◆ Source document ◆
By Natalia Uribe, Secretary General of Regions4 Sustainable Development

The ongoing 26th United Nations Climate Change Conference (COP26) is said to be “the world’s best last chance” for climate action and there are high expectations for the Parties to raise to the occasion. The latest IPCC report (August 2021) concluded that we live in the era of human-induced climate change and, COP26 President, Alok Sharma, addressed the World Leaders Summit by reminding that “the science is clear that the window of time we have to keep the goal of 1.5 degrees Celsius alive and to avoid the worst effects of climate change is closing fast”.

As the impacts of climate change become more severe and affect the most vulnerable populations, Regions4, the global voice of regional governments for sustainable development, together with the Local Governments and Municipal Authorities Constituency and other partners, is part of the non-state actors’ call for ambitious mitigation and resilience action. We must reach the climate neutrality and meet the 1.5ºC targets of the Paris Agreement by 2030 to be able to achieve a net-zero resilient world by mid-century.

◆ Given entries ◆

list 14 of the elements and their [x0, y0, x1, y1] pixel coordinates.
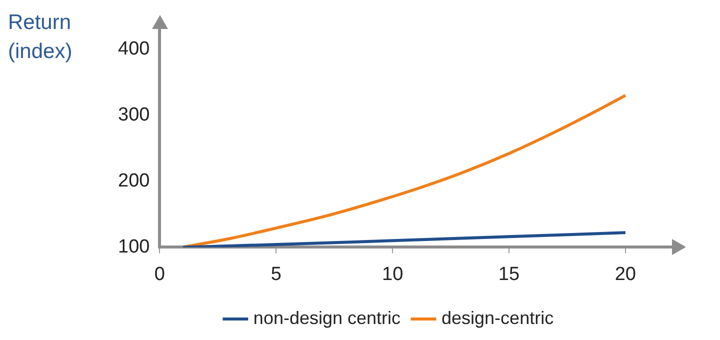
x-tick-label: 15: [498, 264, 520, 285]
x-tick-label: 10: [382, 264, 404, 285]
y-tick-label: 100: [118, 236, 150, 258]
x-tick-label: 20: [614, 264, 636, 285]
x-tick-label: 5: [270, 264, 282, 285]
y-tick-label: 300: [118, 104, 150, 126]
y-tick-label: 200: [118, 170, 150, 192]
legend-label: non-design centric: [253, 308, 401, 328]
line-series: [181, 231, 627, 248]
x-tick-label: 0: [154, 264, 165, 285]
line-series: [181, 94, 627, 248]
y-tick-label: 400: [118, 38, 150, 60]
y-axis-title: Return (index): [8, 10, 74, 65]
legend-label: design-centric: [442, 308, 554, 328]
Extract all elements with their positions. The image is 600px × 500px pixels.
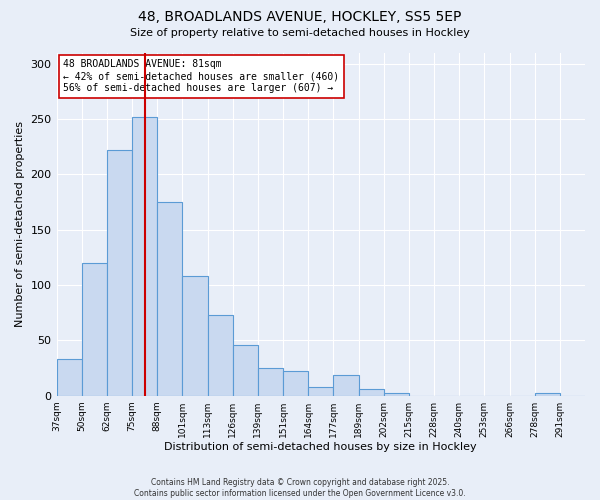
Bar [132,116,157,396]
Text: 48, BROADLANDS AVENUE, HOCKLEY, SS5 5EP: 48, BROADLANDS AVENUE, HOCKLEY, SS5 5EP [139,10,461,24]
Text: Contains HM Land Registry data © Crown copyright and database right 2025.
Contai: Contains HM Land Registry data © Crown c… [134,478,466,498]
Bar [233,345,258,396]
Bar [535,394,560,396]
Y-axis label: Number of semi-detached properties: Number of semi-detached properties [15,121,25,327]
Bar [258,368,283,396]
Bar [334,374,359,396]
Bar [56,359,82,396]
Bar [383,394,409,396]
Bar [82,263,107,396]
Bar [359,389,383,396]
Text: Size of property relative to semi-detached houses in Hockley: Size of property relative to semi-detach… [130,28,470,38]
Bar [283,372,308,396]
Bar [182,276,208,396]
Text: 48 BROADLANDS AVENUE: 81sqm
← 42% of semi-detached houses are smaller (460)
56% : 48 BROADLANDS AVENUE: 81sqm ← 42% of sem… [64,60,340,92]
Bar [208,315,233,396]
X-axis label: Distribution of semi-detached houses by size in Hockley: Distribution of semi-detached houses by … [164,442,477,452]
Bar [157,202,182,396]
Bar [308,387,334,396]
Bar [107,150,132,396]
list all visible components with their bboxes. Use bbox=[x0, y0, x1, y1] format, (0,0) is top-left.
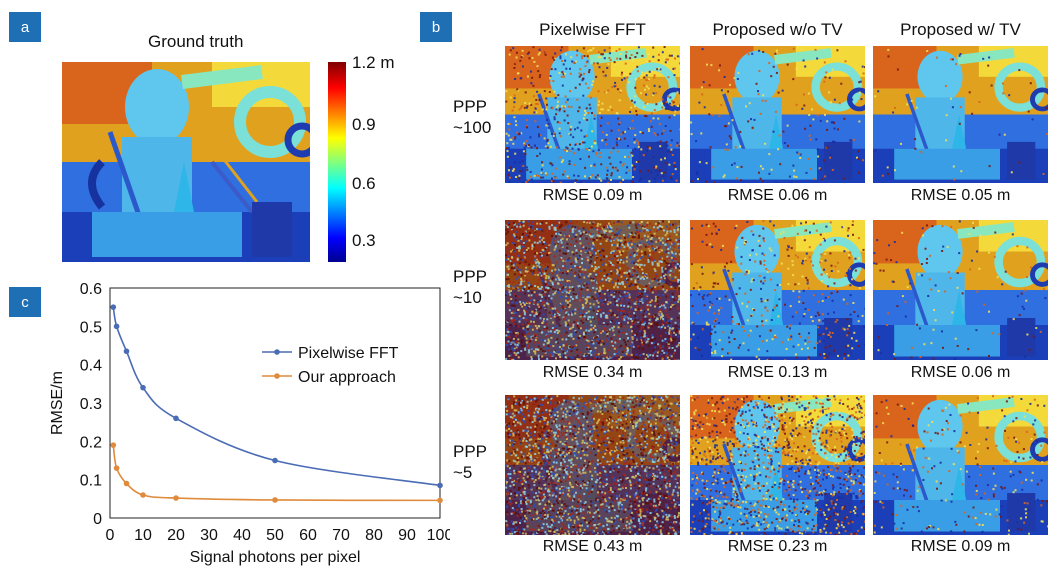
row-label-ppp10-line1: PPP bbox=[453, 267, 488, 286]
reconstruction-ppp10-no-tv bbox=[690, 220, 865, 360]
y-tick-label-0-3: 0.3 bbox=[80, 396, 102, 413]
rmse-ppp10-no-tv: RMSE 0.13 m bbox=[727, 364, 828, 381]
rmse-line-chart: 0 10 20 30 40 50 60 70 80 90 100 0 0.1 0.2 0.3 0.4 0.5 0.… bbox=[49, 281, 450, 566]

◆ Work instructions ◆
1. Reproduce the part of the COP26 text that opens with the words containing "As the impacts" and closes with "world by mid-century.".
2. In the listing, take the part that opens with the line containing "x-tick-label: 15: [498, 264, 520, 285]" and closes with the line containing "y-tick-label: 200: [118, 170, 150, 192]", and edit it so that "x-tick-label" becomes "horizontal-tick-label" while everything else stays the same. Return only those lines.

◆ Per-task answers ◆
1.
As the impacts of climate change become more severe and affect the most vulnerable populations, Regions4, the global voice of regional governments for sustainable development, together with the Local Governments and Municipal Authorities Constituency and other partners, is part of the non-state actors’ call for ambitious mitigation and resilience action. We must reach the climate neutrality and meet the 1.5ºC targets of the Paris Agreement by 2030 to be able to achieve a net-zero resilient world by mid-century.

2.
horizontal-tick-label: 15: [498, 264, 520, 285]
horizontal-tick-label: 10: [382, 264, 404, 285]
y-tick-label: 100: [118, 236, 150, 258]
horizontal-tick-label: 20: [614, 264, 636, 285]
horizontal-tick-label: 5: [270, 264, 282, 285]
y-tick-label: 300: [118, 104, 150, 126]
y-tick-label: 200: [118, 170, 150, 192]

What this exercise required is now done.